[Data for the task]
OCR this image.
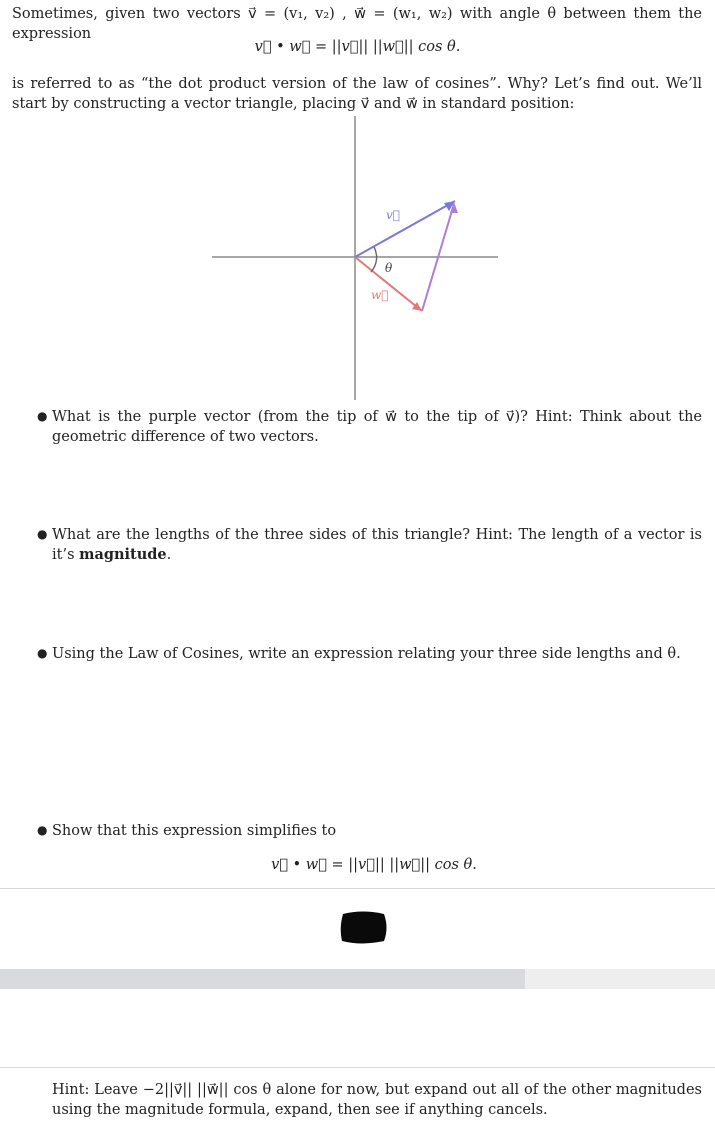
Sometimes, given two vectors v⃗ = (v₁, v₂) , w⃗ = (w₁, w₂) with angle θ between them the expression
v⃗ • w⃗ = ||v⃗|| ||w⃗|| cos θ.
is referred to as “the dot product version of the law of cosines”. Why? Let’s find out. We’ll start by constructing a vector triangle, placing v⃗ and w⃗ in standard position:
v⃗
θ
w⃗
● What is the purple vector (from the tip of w⃗ to the tip of v⃗)? Hint: Think about the geometric difference of two vectors.
● What are the lengths of the three sides of this triangle? Hint: The length of a vector is it’s magnitude.
● Using the Law of Cosines, write an expression relating your three side lengths and θ.
● Show that this expression simplifies to
v⃗ • w⃗ = ||v⃗|| ||w⃗|| cos θ.
Hint: Leave −2||v⃗|| ||w⃗|| cos θ alone for now, but expand out all of the other magnitudes using the magnitude formula, expand, then see if anything cancels.
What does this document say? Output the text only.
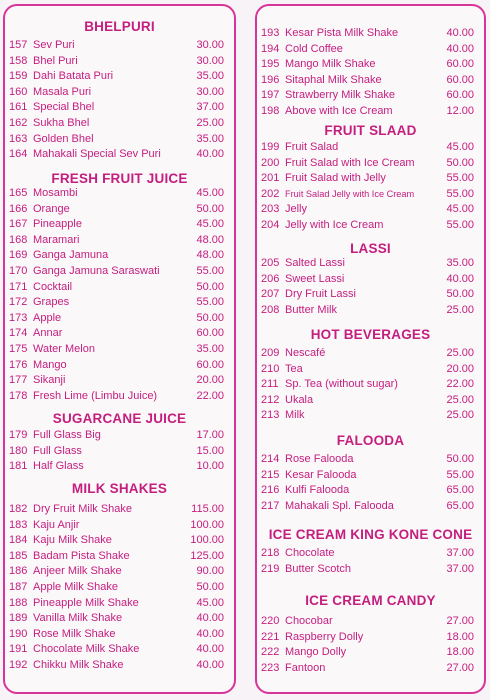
BHELPURI
157 Sev Puri	30.00
158 Bhel Puri	30.00
159 Dahi Batata Puri	35.00
160 Masala Puri	30.00
161 Special Bhel	37.00
162 Sukha Bhel	25.00
163 Golden Bhel	35.00
164 Mahakali Special Sev Puri	40.00
FRESH FRUIT JUICE
165 Mosambi	45.00
166 Orange	50.00
167 Pineapple	45.00
168 Maramari	48.00
169 Ganga Jamuna	48.00
170 Ganga Jamuna Saraswati	55.00
171 Cocktail	50.00
172 Grapes	55.00
173 Apple	50.00
174 Annar	60.00
175 Water Melon	35.00
176 Mango	60.00
177 Sikanji	20.00
178 Fresh Lime (Limbu Juice)	22.00
SUGARCANE JUICE
179 Full Glass Big	17.00
180 Full Glass	15.00
181 Half Glass	10.00
MILK SHAKES
182 Dry Fruit Milk Shake	115.00
183 Kaju Anjir	100.00
184 Kaju Milk Shake	100.00
185 Badam Pista Shake	125.00
186 Anjeer Milk Shake	90.00
187 Apple Milk Shake	50.00
188 Pineapple Milk Shake	45.00
189 Vanilla Milk Shake	40.00
190 Rose Milk Shake	40.00
191 Chocolate Milk Shake	40.00
192 Chikku Milk Shake	40.00
193 Kesar Pista Milk Shake	40.00
194 Cold Coffee	40.00
195 Mango Milk Shake	60.00
196 Sitaphal Milk Shake	60.00
197 Strawberry Milk Shake	60.00
198 Above with Ice Cream	12.00
FRUIT SLAAD
199 Fruit Salad	45.00
200 Fruit Salad with Ice Cream	50.00
201 Fruit Salad with Jelly	55.00
202 Fruit Salad Jelly with Ice Cream	55.00
203 Jelly	45.00
204 Jelly with Ice Cream	55.00
LASSI
205 Salted Lassi	35.00
206 Sweet Lassi	40.00
207 Dry Fruit Lassi	50.00
208 Butter Milk	25.00
HOT BEVERAGES
209 Nescafé	25.00
210 Tea	20.00
211 Sp. Tea (without sugar)	22.00
212 Ukala	25.00
213 Milk	25.00
FALOODA
214 Rose Falooda	50.00
215 Kesar Falooda	55.00
216 Kulfi Falooda	65.00
217 Mahakali Spl. Falooda	65.00
ICE CREAM KING KONE CONE
218 Chocolate	37.00
219 Butter Scotch	37.00
ICE CREAM CANDY
220 Chocobar	27.00
221 Raspberry Dolly	18.00
222 Mango Dolly	18.00
223 Fantoon	27.00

[The request] Return all the entries word for word, but omit any pictures they contain.

[Completed exercise]
OCR this image.
Sometimes, given two vectors v⃗ = (v₁, v₂) , w⃗ = (w₁, w₂) with angle θ between them the expression
v⃗ • w⃗ = ||v⃗|| ||w⃗|| cos θ.
is referred to as “the dot product version of the law of cosines”. Why? Let’s find out. We’ll start by constructing a vector triangle, placing v⃗ and w⃗ in standard position:
v⃗
θ
w⃗
● What is the purple vector (from the tip of w⃗ to the tip of v⃗)? Hint: Think about the geometric difference of two vectors.
● What are the lengths of the three sides of this triangle? Hint: The length of a vector is it’s magnitude.
● Using the Law of Cosines, write an expression relating your three side lengths and θ.
● Show that this expression simplifies to
v⃗ • w⃗ = ||v⃗|| ||w⃗|| cos θ.
Hint: Leave −2||v⃗|| ||w⃗|| cos θ alone for now, but expand out all of the other magnitudes using the magnitude formula, expand, then see if anything cancels.
What does this document say? Output the text only.
BHELPURI
157 Sev Puri	30.00
158 Bhel Puri	30.00
159 Dahi Batata Puri	35.00
160 Masala Puri	30.00
161 Special Bhel	37.00
162 Sukha Bhel	25.00
163 Golden Bhel	35.00
164 Mahakali Special Sev Puri	40.00
FRESH FRUIT JUICE
165 Mosambi	45.00
166 Orange	50.00
167 Pineapple	45.00
168 Maramari	48.00
169 Ganga Jamuna	48.00
170 Ganga Jamuna Saraswati	55.00
171 Cocktail	50.00
172 Grapes	55.00
173 Apple	50.00
174 Annar	60.00
175 Water Melon	35.00
176 Mango	60.00
177 Sikanji	20.00
178 Fresh Lime (Limbu Juice)	22.00
SUGARCANE JUICE
179 Full Glass Big	17.00
180 Full Glass	15.00
181 Half Glass	10.00
MILK SHAKES
182 Dry Fruit Milk Shake	115.00
183 Kaju Anjir	100.00
184 Kaju Milk Shake	100.00
185 Badam Pista Shake	125.00
186 Anjeer Milk Shake	90.00
187 Apple Milk Shake	50.00
188 Pineapple Milk Shake	45.00
189 Vanilla Milk Shake	40.00
190 Rose Milk Shake	40.00
191 Chocolate Milk Shake	40.00
192 Chikku Milk Shake	40.00
193 Kesar Pista Milk Shake	40.00
194 Cold Coffee	40.00
195 Mango Milk Shake	60.00
196 Sitaphal Milk Shake	60.00
197 Strawberry Milk Shake	60.00
198 Above with Ice Cream	12.00
FRUIT SLAAD
199 Fruit Salad	45.00
200 Fruit Salad with Ice Cream	50.00
201 Fruit Salad with Jelly	55.00
202 Fruit Salad Jelly with Ice Cream	55.00
203 Jelly	45.00
204 Jelly with Ice Cream	55.00
LASSI
205 Salted Lassi	35.00
206 Sweet Lassi	40.00
207 Dry Fruit Lassi	50.00
208 Butter Milk	25.00
HOT BEVERAGES
209 Nescafé	25.00
210 Tea	20.00
211 Sp. Tea (without sugar)	22.00
212 Ukala	25.00
213 Milk	25.00
FALOODA
214 Rose Falooda	50.00
215 Kesar Falooda	55.00
216 Kulfi Falooda	65.00
217 Mahakali Spl. Falooda	65.00
ICE CREAM KING KONE CONE
218 Chocolate	37.00
219 Butter Scotch	37.00
ICE CREAM CANDY
220 Chocobar	27.00
221 Raspberry Dolly	18.00
222 Mango Dolly	18.00
223 Fantoon	27.00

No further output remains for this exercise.